Count the lines in the entries below that include the word "true". Give nothing but the number.

▶ [Extracted information]:
-----

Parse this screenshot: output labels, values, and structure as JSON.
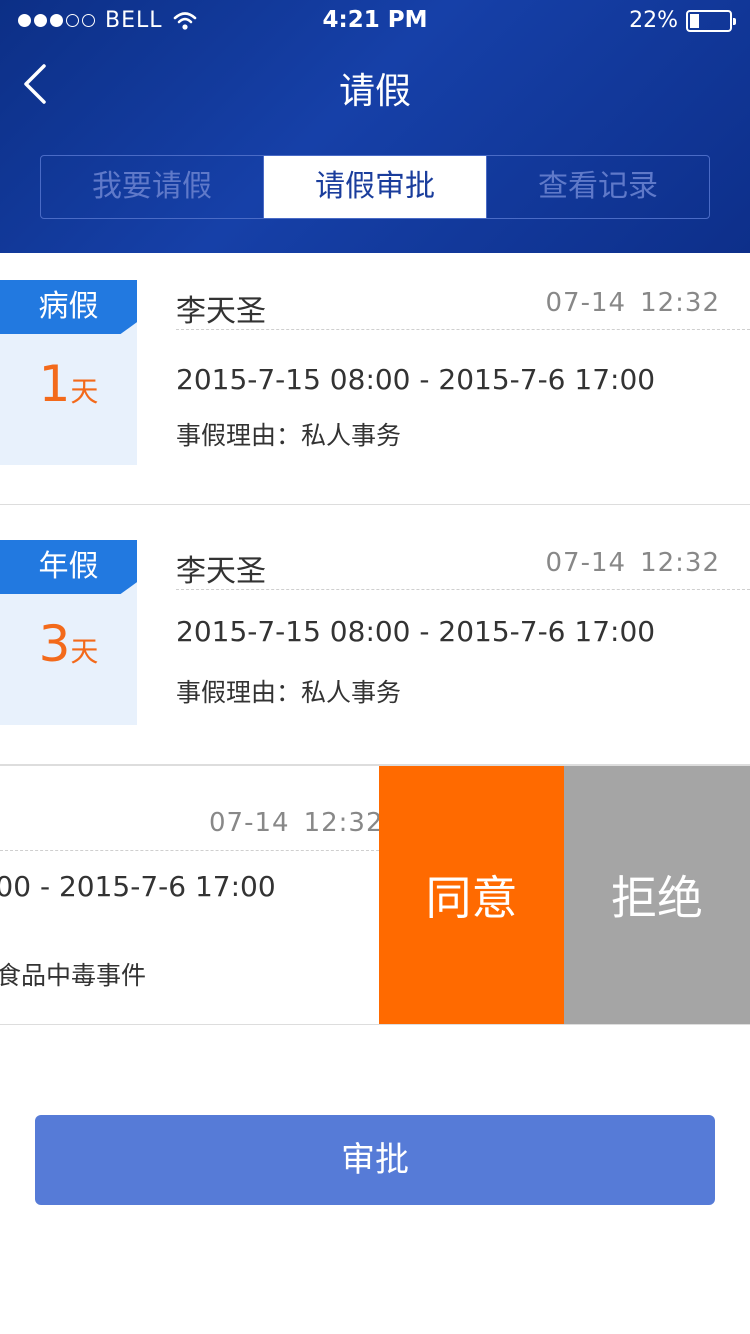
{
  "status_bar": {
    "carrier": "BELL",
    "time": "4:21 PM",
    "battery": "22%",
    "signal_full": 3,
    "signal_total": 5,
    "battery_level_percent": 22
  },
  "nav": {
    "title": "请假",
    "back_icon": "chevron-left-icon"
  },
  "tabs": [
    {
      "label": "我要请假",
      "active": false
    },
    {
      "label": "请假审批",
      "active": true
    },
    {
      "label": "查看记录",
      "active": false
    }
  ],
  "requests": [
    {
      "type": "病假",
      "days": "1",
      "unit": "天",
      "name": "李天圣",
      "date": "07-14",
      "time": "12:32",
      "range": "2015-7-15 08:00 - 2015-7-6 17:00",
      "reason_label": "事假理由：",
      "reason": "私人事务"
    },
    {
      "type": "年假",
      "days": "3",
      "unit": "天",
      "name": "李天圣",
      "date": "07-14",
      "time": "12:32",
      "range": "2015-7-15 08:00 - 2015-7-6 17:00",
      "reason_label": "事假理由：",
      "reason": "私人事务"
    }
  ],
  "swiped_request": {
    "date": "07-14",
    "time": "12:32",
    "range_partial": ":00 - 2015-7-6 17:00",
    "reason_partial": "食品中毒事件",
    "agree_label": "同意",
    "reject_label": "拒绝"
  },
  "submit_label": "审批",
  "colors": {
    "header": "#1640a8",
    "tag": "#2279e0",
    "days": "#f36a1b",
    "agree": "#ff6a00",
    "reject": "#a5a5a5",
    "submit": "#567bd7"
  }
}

-----

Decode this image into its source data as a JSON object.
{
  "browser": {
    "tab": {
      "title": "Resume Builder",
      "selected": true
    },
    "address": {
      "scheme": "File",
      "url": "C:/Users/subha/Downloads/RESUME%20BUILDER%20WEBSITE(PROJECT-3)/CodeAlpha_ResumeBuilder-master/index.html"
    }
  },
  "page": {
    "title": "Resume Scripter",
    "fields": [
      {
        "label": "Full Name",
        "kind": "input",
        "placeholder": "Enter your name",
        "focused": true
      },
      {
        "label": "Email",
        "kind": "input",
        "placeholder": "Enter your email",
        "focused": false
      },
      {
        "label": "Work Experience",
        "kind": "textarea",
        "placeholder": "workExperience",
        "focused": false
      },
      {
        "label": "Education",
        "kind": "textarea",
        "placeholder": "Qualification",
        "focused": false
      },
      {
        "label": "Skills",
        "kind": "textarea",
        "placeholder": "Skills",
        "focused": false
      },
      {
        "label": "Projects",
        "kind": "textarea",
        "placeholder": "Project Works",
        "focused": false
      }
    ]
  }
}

-----

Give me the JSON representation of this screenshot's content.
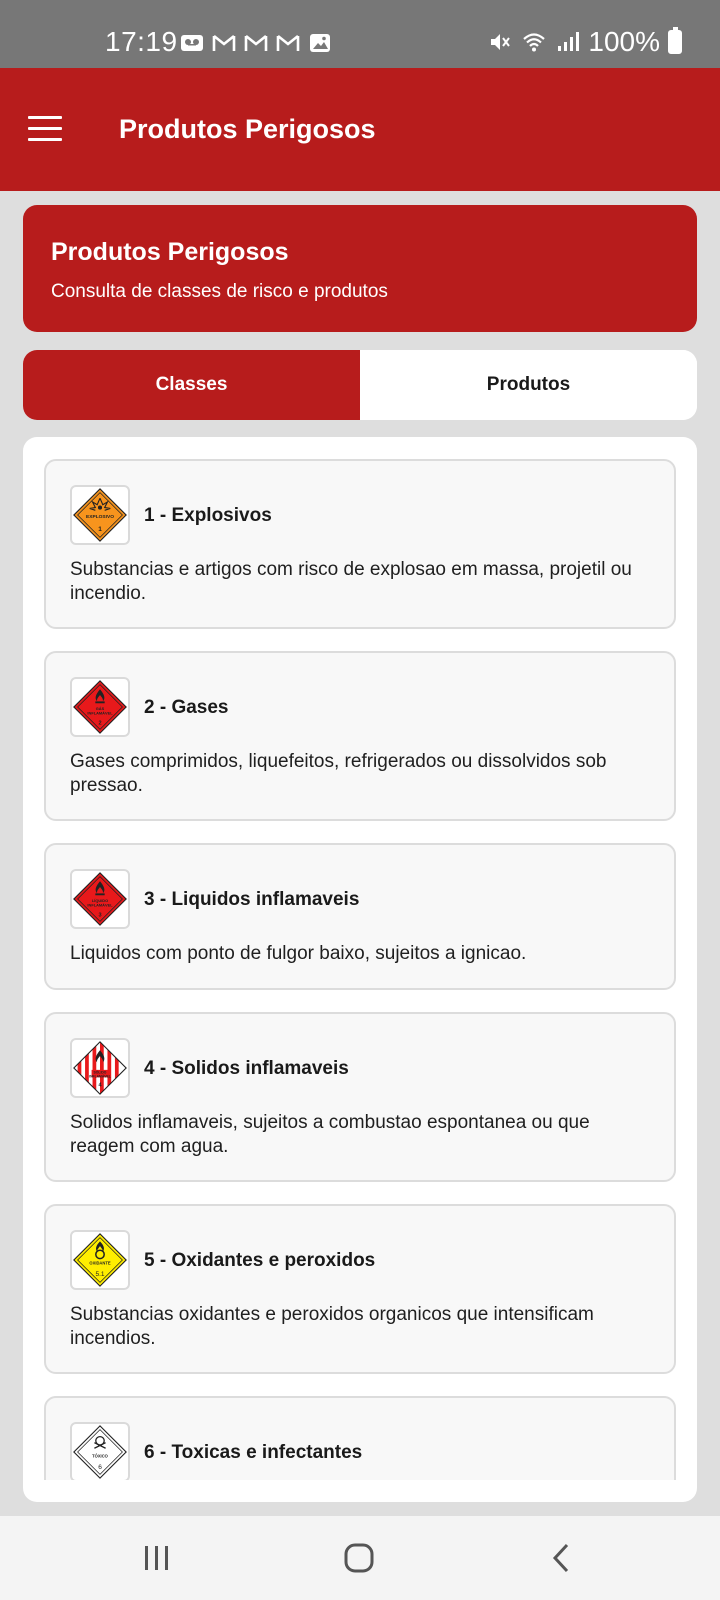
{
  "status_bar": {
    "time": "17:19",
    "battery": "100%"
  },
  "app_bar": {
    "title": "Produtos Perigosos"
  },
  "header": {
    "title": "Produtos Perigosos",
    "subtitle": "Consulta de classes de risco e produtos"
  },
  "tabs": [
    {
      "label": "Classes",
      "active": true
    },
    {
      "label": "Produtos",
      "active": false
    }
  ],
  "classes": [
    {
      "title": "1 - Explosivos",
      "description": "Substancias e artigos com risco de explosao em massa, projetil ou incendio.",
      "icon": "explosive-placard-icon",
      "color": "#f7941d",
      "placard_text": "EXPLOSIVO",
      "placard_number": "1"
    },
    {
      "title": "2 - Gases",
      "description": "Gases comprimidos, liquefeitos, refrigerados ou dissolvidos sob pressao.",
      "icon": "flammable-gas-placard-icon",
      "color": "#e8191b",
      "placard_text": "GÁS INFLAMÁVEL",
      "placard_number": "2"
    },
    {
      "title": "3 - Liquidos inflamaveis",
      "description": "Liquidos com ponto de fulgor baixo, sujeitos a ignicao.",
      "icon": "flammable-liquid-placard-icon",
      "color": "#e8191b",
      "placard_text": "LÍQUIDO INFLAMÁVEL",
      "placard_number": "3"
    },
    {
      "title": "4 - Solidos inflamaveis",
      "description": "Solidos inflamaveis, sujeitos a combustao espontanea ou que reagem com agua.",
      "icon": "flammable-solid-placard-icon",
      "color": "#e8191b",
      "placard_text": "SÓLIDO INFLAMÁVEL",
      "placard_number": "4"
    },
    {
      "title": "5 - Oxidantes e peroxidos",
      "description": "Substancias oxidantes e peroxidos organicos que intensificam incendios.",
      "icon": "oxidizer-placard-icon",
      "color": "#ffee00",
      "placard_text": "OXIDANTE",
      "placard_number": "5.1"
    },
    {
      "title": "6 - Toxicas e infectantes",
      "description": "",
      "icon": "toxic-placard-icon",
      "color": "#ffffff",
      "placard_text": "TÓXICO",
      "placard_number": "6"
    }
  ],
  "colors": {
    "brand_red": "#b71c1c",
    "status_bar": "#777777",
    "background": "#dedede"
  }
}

-----

▶ [Written answer]:
4